• TO DO: Each entry that follows is to be retyped exactly. Pictures do not belong in the copy.

• DATASET ROWS:

* * *

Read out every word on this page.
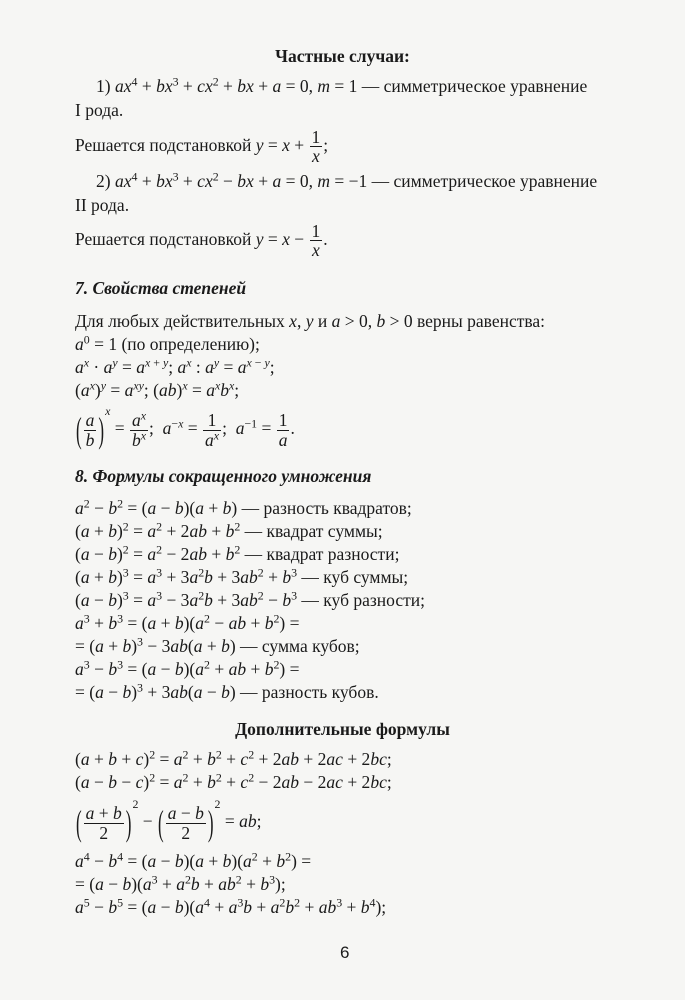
Частные случаи:
1) $ax^4 + bx^3 + cx^2$ + bx + a = 0, m = 1 — симметрическое уравнение
I рода.
Решается подстановкой $y = x + \frac{1}{x}$ ;
2) $ax^4 + bx^3 + cx^2$ − bx + a = 0, m = −1 — симметрическое уравнение
II рода.
Решается подстановкой $y = x - \frac{1}{x}$ .
7. Свойства степеней
Для любых действительных x, y и a > 0, b > 0 верны равенства:
$a^0 = 1$ (по определению);
$a^x \cdot a^y = a^{x + y}$; $a^x$ : $a^y = a^{x - y}$;
$(a^x)^y = a^{xy}$; $(ab)^x = a^xb^x$;
( $\frac{a}{b} )^x = \frac{a^x}{b^x}$ ;  $a^{-x} = \frac{1}{a^x}$ ;  $a^{-1} = \frac{1}{a}$ .
8. Формулы сокращенного умножения
$a^2 - b^2 = (a - b)(a + b)$ — разность квадратов;
$(a + b)^2 = a^2 + 2ab + b^2$ — квадрат суммы;
$(a - b)^2 = a^2 - 2ab + b^2$ — квадрат разности;
$(a + b)^3 = a^3 + 3a^2b + 3ab^2 + b^3$ — куб суммы;
$(a - b)^3 = a^3 - 3a^2b + 3ab^2 - b^3$ — куб разности;
$a^3 + b^3 = (a + b)(a^2$ − ab + $b^2$) =
= $(a + b)^3 - 3ab(a + b)$ — сумма кубов;
$a^3 - b^3 = (a - b)(a^2$ + ab + $b^2$) =
= $(a - b)^3 + 3ab(a - b)$ — разность кубов.
Дополнительные формулы
$(a + b + c)^2 = a^2 + b^2 + c^2 + 2ab + 2ac + 2bc$;
$(a - b - c)^2 = a^2 + b^2 + c^2 - 2ab - 2ac + 2bc$;
( $\frac{a + b}{2} )^2$ − ( $\frac{a - b}{2} )^2$ = ab;
$a^4 - b^4 = (a - b)(a + b)(a^2 + b^2)$ =
= $(a - b)(a^3 + a^2b + ab^2 + b^3)$;
$a^5 - b^5 = (a - b)(a^4 + a^3b + a^2b^2 + ab^3 + b^4)$;
6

* * *

• ANSWER TO THE PROBLEM:
Read out every word on this page.
Частные случаи:
1) $ax^4 + bx^3 + cx^2$ + bx + a = 0, m = 1 — симметрическое уравнение
I рода.
Решается подстановкой $y = x + \frac{1}{x}$ ;
2) $ax^4 + bx^3 + cx^2$ − bx + a = 0, m = −1 — симметрическое уравнение
II рода.
Решается подстановкой $y = x - \frac{1}{x}$ .
7. Свойства степеней
Для любых действительных x, y и a > 0, b > 0 верны равенства:
$a^0 = 1$ (по определению);
$a^x \cdot a^y = a^{x + y}$; $a^x$ : $a^y = a^{x - y}$;
$(a^x)^y = a^{xy}$; $(ab)^x = a^xb^x$;
( $\frac{a}{b} )^x = \frac{a^x}{b^x}$ ;  $a^{-x} = \frac{1}{a^x}$ ;  $a^{-1} = \frac{1}{a}$ .
8. Формулы сокращенного умножения
$a^2 - b^2 = (a - b)(a + b)$ — разность квадратов;
$(a + b)^2 = a^2 + 2ab + b^2$ — квадрат суммы;
$(a - b)^2 = a^2 - 2ab + b^2$ — квадрат разности;
$(a + b)^3 = a^3 + 3a^2b + 3ab^2 + b^3$ — куб суммы;
$(a - b)^3 = a^3 - 3a^2b + 3ab^2 - b^3$ — куб разности;
$a^3 + b^3 = (a + b)(a^2$ − ab + $b^2$) =
= $(a + b)^3 - 3ab(a + b)$ — сумма кубов;
$a^3 - b^3 = (a - b)(a^2$ + ab + $b^2$) =
= $(a - b)^3 + 3ab(a - b)$ — разность кубов.
Дополнительные формулы
$(a + b + c)^2 = a^2 + b^2 + c^2 + 2ab + 2ac + 2bc$;
$(a - b - c)^2 = a^2 + b^2 + c^2 - 2ab - 2ac + 2bc$;
( $\frac{a + b}{2} )^2$ − ( $\frac{a - b}{2} )^2$ = ab;
$a^4 - b^4 = (a - b)(a + b)(a^2 + b^2)$ =
= $(a - b)(a^3 + a^2b + ab^2 + b^3)$;
$a^5 - b^5 = (a - b)(a^4 + a^3b + a^2b^2 + ab^3 + b^4)$;
6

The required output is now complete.